### REQUIRED WORK
(a) Please list the names of all the people listed beneath "* noted as presenting author" in the conference abstract on Japanese Canadian artists.
(b) Go on with the conference abstract on Japanese Canadian artists from the point where it stops.

QUOTED PASSAGE: Begin

Abstract: Silent/Silenced Memory and Collective Pain: Contemporary Japanese Canadian Artists Addressing the Internment and Erasure (Society for Social Work and Research 24th Annual Conference - Reducing Racial and Economic Inequality)

42P Silent/Silenced Memory and Collective Pain: Contemporary Japanese Canadian Artists Addressing the Internment and Erasure

Schedule:
Thursday, January 16, 2020
Marquis BR Salon 6 (ML 2) (Marriott Marquis Washington DC)
* noted as presenting author
Izumi Sakamoto, PhD, Associate Professor, University of Toronto, ON, Canada
Jeff Tanaka, BA, Research Assistant, University of Toronto, Toronto, ON, Canada
Matthew Chin, PhD, Assistant Professor, Fordham University, NY
Jane Ku, PhD, Associate Professor, University of Windsor, Windsor, ON, Canada
Ai Yamamoto, BA Hons, Research Assistant, University of Toronto, Toronto, ON, Canada
Background & Purpose

During World War II, 22,000 Japanese Canadians (JCs) experienced mass incarceration, and dispossession, leading to community destruction and "cultural genocide". Research has shown that many descendants of internees are haunted by the burden of their ancestors' untold memories (Sugiman, 2004), while assimilating to avoid future discrimination (Sakamoto et al., 2016). Concurrently, there have been numerous efforts to engage with the intergenerational effects of racism and erasure in order to externalize suppressed memories through art practices and cultural activism. Informed by theories of memory and affect in diaspora studies (Gopinath, 2009), our research explores how JCs negotiate collective intergenerational trauma specifically through visual art and theatre by third and fourth generation artists.

QUOTED PASSAGE: End
DATA: Begin

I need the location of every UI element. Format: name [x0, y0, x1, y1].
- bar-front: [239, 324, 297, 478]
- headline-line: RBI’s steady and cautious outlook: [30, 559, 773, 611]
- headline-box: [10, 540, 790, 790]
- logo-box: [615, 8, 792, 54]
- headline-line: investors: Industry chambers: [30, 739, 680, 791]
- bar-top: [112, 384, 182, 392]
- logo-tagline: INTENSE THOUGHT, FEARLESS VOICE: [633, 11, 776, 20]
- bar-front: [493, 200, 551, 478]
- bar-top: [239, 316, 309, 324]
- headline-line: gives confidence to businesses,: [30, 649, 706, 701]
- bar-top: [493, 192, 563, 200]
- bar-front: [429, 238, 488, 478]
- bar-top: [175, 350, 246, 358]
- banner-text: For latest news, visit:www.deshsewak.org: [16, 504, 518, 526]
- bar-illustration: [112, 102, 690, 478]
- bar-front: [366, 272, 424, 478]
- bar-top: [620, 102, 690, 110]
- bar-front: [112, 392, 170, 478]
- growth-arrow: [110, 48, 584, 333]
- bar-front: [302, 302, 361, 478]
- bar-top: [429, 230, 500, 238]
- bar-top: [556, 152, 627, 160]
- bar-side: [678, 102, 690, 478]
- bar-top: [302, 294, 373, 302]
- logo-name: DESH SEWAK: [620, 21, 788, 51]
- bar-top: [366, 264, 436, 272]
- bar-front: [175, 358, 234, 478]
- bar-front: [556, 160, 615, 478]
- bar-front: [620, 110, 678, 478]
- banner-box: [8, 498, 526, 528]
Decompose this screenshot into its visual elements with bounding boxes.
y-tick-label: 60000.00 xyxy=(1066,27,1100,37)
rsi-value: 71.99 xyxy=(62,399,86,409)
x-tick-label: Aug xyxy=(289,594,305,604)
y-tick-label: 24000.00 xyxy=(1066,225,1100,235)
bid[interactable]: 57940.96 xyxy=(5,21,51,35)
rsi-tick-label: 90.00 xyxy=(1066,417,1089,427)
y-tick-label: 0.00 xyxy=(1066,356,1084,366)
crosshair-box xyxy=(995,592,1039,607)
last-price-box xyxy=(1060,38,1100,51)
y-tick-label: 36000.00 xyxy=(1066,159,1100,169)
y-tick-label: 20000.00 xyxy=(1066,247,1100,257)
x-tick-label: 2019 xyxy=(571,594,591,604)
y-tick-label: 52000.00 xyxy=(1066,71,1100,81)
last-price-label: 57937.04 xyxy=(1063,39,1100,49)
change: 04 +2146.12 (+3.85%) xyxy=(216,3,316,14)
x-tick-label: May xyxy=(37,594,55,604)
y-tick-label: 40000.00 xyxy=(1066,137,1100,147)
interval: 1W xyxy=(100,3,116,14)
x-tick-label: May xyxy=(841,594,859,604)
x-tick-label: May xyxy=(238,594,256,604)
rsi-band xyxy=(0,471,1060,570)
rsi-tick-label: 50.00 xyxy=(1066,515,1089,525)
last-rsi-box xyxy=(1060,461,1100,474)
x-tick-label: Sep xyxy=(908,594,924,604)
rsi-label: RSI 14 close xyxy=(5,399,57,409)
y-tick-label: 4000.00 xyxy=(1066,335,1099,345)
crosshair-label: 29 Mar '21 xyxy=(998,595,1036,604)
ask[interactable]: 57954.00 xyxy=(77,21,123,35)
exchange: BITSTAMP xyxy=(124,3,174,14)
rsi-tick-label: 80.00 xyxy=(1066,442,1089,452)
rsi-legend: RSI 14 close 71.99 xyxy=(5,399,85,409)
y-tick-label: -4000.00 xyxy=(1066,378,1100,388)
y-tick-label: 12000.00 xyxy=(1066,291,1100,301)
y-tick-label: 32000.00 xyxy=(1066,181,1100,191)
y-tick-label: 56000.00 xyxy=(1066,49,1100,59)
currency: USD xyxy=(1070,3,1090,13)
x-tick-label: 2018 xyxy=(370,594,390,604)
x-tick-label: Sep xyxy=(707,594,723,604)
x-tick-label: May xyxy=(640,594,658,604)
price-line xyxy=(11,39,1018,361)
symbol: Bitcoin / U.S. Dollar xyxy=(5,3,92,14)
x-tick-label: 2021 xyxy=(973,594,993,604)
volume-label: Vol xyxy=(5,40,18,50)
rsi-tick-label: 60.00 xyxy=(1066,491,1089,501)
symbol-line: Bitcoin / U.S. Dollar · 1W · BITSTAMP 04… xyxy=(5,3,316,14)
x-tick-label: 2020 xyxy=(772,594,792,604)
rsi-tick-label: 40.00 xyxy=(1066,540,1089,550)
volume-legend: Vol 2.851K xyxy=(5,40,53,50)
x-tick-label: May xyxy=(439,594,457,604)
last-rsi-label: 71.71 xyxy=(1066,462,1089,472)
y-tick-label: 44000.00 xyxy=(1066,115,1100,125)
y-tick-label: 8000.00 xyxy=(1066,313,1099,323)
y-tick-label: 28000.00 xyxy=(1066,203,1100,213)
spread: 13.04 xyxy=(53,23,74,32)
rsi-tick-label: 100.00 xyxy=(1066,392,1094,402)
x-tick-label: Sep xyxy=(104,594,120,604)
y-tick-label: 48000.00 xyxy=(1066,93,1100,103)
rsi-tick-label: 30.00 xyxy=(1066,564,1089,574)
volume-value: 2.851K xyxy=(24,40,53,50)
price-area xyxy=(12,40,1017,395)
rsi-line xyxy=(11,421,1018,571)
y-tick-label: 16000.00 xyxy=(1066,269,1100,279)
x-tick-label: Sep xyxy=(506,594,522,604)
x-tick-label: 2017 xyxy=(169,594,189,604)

DATA: End

### RESPONSES
(a) Izumi Sakamoto, Jeff Tanaka, Matthew Chin, Jane Ku, Ai Yamamoto

(b)
Methods:

For this project the research team engaged in ongoing self-reflection using a decolonizing, and intersectional framework (Sakamoto, 2014; Mehrotra, 2010; Smith, 2012). We were also supported by an advisory board of JC community leaders. We conducted 16 key informant interviews and two focus groups (12 participants) with Japanese Canadian artists and curators which were then transcribed and analyzed. Furthermore, we collected over 100 popular articles (e.g., newsletters by JC organizations) and attended over 20 art exhibits, theatre productions and JC community events. In the spirit of decolonizing methodology, instead of decontextualizing the interviews through repeated phases of coding, the transcripts were only coded in small batches and research team brought these transcripts in conversation with each other vis-à-vis theories offered by diaspora studies (Gopinath, 2010) and post-memory (Hirsh, 2008; 2012).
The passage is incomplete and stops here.